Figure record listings
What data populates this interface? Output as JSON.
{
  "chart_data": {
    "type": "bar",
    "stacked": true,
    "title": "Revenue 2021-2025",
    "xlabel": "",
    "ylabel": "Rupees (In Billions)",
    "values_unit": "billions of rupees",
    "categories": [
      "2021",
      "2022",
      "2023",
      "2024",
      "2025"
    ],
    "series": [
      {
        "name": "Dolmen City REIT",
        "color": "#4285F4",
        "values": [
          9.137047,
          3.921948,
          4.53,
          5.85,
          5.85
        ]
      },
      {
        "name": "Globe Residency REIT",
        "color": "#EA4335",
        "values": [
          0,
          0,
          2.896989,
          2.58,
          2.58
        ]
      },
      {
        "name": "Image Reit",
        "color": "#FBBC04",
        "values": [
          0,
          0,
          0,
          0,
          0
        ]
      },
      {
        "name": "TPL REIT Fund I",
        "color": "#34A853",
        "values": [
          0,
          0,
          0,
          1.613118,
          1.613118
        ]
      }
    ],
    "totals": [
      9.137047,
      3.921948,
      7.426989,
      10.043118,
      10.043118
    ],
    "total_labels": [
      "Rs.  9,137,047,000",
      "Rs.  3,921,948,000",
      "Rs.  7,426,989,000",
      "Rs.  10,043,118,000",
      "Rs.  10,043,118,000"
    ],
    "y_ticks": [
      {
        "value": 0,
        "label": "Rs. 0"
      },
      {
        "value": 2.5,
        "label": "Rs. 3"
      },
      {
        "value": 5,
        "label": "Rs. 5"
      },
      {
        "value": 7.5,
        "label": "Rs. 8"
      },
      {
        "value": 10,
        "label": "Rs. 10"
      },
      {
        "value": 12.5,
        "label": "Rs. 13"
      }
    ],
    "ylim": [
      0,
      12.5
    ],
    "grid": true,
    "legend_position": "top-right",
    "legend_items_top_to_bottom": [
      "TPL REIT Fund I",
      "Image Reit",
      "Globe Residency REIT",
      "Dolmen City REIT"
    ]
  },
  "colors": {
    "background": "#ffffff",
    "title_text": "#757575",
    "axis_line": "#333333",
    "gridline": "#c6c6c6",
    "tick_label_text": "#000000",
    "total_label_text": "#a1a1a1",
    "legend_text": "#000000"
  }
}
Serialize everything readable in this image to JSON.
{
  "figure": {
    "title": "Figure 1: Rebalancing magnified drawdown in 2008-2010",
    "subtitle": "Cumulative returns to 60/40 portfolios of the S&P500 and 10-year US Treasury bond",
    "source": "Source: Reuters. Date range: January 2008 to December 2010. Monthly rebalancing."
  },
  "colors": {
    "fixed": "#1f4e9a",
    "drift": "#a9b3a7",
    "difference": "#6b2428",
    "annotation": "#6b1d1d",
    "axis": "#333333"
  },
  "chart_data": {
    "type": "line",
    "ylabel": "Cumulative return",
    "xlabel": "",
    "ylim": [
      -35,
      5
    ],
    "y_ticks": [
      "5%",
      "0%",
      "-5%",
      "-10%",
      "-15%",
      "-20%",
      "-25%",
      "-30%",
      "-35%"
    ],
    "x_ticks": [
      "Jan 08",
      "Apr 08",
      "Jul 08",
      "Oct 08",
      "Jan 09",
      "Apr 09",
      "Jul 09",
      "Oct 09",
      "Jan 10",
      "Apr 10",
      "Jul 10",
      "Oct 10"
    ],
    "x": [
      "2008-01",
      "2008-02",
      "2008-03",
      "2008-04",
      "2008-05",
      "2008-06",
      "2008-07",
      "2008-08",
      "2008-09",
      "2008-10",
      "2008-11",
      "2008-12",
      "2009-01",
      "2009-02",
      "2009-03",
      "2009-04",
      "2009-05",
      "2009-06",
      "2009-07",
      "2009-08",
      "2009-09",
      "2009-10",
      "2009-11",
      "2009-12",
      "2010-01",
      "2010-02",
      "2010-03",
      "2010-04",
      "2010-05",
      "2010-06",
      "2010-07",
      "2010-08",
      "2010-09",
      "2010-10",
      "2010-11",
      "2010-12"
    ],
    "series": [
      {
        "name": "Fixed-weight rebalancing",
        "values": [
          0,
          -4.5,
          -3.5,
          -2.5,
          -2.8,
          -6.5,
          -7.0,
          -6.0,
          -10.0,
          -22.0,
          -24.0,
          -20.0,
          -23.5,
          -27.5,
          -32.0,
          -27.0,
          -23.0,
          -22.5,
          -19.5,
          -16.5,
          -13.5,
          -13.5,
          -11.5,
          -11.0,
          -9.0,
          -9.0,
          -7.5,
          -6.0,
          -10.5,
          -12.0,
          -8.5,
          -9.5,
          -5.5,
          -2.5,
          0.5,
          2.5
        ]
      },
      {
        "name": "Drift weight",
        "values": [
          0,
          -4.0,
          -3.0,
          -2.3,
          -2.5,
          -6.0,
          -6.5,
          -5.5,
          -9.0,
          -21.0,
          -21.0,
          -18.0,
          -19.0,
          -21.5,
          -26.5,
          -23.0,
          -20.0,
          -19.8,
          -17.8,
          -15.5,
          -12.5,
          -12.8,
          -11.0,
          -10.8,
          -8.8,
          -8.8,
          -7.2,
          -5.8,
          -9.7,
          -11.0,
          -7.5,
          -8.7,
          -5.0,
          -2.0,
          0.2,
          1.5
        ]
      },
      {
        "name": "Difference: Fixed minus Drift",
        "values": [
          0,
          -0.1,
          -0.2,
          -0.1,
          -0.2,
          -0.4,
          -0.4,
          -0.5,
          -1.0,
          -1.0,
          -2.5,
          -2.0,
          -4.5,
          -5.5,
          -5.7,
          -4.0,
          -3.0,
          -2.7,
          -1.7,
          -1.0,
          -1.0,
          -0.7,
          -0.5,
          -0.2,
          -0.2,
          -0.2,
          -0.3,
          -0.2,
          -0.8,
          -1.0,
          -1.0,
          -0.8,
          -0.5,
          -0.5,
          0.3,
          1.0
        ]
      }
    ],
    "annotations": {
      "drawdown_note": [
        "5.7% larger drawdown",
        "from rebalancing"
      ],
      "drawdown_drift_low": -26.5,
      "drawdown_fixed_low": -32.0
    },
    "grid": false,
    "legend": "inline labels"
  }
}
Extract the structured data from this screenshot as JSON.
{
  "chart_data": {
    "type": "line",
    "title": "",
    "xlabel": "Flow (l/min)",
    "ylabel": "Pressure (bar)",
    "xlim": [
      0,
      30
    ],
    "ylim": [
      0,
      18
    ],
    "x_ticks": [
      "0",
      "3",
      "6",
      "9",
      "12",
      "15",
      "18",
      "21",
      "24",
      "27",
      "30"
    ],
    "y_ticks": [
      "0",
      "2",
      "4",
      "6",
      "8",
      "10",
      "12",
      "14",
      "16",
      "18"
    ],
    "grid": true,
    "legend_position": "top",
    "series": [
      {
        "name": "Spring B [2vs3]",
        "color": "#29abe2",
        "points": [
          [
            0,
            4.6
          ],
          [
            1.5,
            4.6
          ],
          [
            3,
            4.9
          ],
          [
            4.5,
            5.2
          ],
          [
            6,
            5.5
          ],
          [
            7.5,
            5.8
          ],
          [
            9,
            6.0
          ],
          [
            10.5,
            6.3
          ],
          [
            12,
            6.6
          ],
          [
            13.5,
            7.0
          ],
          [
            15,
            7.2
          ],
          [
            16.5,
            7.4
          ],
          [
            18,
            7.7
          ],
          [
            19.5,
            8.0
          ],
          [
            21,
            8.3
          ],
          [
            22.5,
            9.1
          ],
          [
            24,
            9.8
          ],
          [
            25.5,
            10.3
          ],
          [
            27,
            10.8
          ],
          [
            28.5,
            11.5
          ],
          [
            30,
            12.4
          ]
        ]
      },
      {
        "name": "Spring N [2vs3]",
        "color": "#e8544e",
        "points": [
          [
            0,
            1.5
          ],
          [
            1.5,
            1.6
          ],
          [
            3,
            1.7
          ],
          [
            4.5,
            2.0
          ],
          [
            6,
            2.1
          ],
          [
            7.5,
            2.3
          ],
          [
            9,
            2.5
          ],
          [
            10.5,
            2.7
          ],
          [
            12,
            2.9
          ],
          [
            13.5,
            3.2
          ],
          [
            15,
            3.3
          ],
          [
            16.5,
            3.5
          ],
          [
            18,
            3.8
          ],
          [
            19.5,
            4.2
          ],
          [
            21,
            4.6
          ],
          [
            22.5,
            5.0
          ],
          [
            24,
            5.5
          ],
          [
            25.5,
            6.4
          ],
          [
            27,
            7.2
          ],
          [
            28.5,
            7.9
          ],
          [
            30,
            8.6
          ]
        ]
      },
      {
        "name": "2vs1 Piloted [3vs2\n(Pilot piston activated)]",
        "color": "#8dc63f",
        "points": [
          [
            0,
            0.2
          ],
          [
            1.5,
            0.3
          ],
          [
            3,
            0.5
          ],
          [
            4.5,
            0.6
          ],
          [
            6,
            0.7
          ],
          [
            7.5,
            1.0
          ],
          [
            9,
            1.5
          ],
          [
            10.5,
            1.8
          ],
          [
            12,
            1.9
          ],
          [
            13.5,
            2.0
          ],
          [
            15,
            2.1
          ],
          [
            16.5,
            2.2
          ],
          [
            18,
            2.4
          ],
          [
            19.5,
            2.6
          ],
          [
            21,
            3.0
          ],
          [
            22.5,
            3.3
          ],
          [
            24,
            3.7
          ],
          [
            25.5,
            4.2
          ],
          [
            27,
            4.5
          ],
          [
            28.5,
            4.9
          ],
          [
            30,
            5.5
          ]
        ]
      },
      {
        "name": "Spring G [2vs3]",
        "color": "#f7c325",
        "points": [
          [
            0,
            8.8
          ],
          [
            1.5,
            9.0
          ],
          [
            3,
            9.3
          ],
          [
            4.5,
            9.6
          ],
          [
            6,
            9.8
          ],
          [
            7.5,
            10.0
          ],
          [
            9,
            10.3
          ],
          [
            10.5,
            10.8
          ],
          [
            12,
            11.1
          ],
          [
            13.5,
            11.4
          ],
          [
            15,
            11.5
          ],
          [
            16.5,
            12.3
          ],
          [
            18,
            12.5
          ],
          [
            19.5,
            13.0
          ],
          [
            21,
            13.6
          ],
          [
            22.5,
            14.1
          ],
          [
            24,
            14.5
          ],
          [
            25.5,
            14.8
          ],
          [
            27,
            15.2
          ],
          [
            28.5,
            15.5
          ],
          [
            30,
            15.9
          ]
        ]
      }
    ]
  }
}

**WHAT THE TASK ASKS:**
Every line in the data above that contains "Dolmen" needs to be copied.

**TASK RESPONSE:**
        "name": "Dolmen City REIT",
      "Dolmen City REIT"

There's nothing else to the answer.